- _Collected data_
--------------------------------
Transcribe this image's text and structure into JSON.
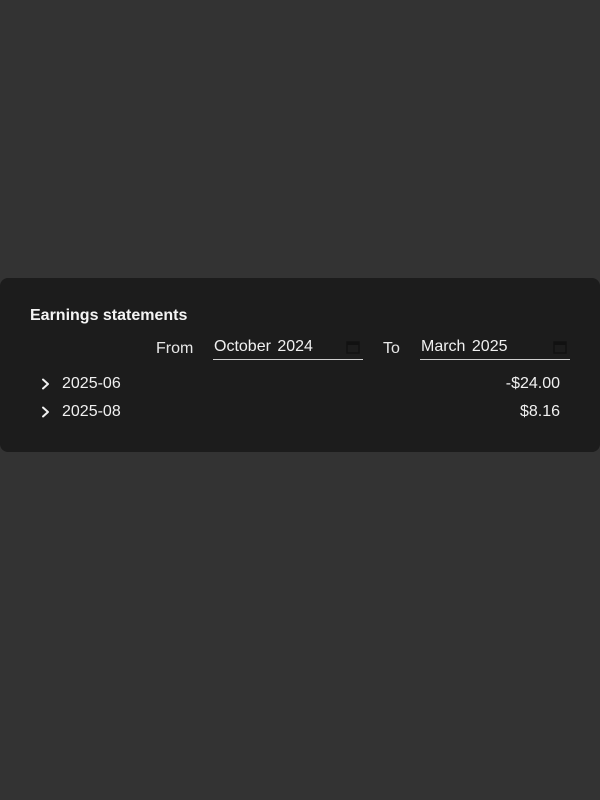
{
  "page": {
    "background": "#333333",
    "card_background": "#1c1c1c"
  },
  "statements": {
    "title": "Earnings statements",
    "range": {
      "from_label": "From",
      "from_value": "October 2024",
      "to_label": "To",
      "to_value": "March 2025",
      "picker_icon": "calendar-icon"
    },
    "rows": [
      {
        "period": "2025-06",
        "amount": "-$24.00",
        "icon": "chevron-right-icon"
      },
      {
        "period": "2025-08",
        "amount": "$8.16",
        "icon": "chevron-right-icon"
      }
    ]
  }
}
--------------------------------
- _What this task involves_
Every line above should be returned word for word, with the pictures left behind.

- _Output below_
Transcribe this image's text and structure into JSON.
{
  "page": {
    "background": "#333333",
    "card_background": "#1c1c1c"
  },
  "statements": {
    "title": "Earnings statements",
    "range": {
      "from_label": "From",
      "from_value": "October 2024",
      "to_label": "To",
      "to_value": "March 2025",
      "picker_icon": "calendar-icon"
    },
    "rows": [
      {
        "period": "2025-06",
        "amount": "-$24.00",
        "icon": "chevron-right-icon"
      },
      {
        "period": "2025-08",
        "amount": "$8.16",
        "icon": "chevron-right-icon"
      }
    ]
  }
}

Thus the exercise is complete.